WHAT THE TASK REQUIRES -
Continue the blog post about a CI/CD change that raised cloud costs, picking up from its last sentence.

SELECTED EXTRACT -
_       _                               _  __ 
  (_) ___ | |__   __ _ _ ____      ___   _| |/ _|
  | |/ _ \| '_ \ / _` | '_ \ \ /\ / / | | | | |_ 
  | | (_) | | | | (_| | | | \ V  V /| |_| | |  _|
 _/ |\___/|_| |_|\__,_|_| |_|\_/\_/  \__,_|_|_|  
|__/                                             

How I Increased Our Cloud Costs by 16,000% With a CI/CD "Improvement"

2025-06-13 · 4 min read
#ci/cd #github-actions #docker #gcp #testing

Last week, I turned our $0.50/day GCP Artifact Registry into an $80/day money pit. Here’s how a simple CI/CD improvement went horribly wrong.

The Problem

Our E2E tests were running after merge to main, which meant broken code was making it to production. The obvious fix: run them on pull requests instead.

But there was a catch - running all Cypress tests sequentially took over 20 minutes. No developer wants to wait that long for PR checks. So parallelization was a requirement from the start.

The Solution (That Wasn’t)

My approach seemed reasonable: use GitHub Actions’ matrix strategy to run each test file in parallel.

RECORD LIST -
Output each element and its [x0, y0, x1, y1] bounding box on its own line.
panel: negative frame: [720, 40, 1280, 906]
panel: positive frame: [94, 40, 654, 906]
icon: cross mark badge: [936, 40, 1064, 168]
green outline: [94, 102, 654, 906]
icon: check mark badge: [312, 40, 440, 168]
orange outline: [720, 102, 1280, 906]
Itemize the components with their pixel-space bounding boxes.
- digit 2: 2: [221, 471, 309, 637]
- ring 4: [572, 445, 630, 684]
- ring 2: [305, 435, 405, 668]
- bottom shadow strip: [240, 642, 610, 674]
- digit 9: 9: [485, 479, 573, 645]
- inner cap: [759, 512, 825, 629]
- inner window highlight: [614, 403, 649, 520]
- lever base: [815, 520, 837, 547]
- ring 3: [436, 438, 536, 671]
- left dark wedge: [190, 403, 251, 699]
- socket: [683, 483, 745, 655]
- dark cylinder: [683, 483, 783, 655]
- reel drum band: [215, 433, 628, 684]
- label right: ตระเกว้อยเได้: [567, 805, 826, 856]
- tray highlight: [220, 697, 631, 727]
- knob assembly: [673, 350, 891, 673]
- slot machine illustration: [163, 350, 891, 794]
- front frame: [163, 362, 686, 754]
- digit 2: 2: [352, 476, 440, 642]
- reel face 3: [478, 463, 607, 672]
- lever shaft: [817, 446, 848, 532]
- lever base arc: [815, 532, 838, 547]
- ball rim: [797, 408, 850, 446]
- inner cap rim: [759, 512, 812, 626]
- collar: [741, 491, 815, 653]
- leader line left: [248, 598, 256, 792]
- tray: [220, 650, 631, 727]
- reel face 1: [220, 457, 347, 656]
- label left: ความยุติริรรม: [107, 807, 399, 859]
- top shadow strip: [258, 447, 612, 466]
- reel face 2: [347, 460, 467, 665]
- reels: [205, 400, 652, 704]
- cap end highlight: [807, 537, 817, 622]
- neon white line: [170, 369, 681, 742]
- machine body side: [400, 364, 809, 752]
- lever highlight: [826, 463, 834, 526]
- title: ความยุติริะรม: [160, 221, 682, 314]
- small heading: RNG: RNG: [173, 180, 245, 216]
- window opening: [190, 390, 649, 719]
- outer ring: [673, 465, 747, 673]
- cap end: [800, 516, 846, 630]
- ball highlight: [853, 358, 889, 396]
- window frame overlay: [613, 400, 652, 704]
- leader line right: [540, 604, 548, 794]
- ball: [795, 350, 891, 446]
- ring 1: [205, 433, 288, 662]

TASK OUTPUT -
find-test-files:
  runs-on: ubuntu-latest
  outputs:
    test-files: ${{ steps.find.outputs.files }}
  steps:
    - name: Find test files
      id: find
      run: |
        # Find all test files and output as JSON array
        echo "files=$(find e2e -name "*.spec.js" | jq -R . | jq -sc '.')" >> $GITHUB_OUTPUT

run-tests:
  strategy:
    fail-fast: false
    matrix:
      test-file: ${{ fromJson(needs.find-test-files.outputs.test-files) }}

This spawned about 30 parallel runners, each pulling our Docker images:

- name: Authenticate to registry
  uses: google-github-actions/auth@v2
  with:
    workload_identity_provider: ${{ env.WIP }}
    service_account: ${{ env.SERVICE_ACCOUNT }}

- name: Pull Docker images
  run: |
    # Authenticate to artifact registry
    docker login -u oauth2accesstoken -p ${{ steps.auth.outputs.access_token }} $REGISTRY_URL
    
    # Pull all required images
    docker pull $REGISTRY_URL/database:latest
    docker pull $REGISTRY_URL/backend-api:latest
    docker pull $REGISTRY_URL/services:latest
    docker pull $REGISTRY_URL/frontend:latest

Each runner needed:

  • A PostgreSQL database image
  • Our backend API image
  • Our services image
  • The frontend orchestrator image

Tests ran fast. PRs were protected. I shipped it.

The Wake-Up Call

Next morning, my manager sends me a screenshot of our GCP billing dashboard with just ”???”

The graph showed a massive spike. Our Artifact Registry costs had jumped from $0.50 to $80 per day. That’s a 16,000% increase.

Every single runner was pulling the full Docker images independently. With 30 runners and multiple large images, we were transferring the same data 30 times per test run.

The Fix

The solution was embarrassingly straightforward: pull images once, cache them, then load from cache in each runner.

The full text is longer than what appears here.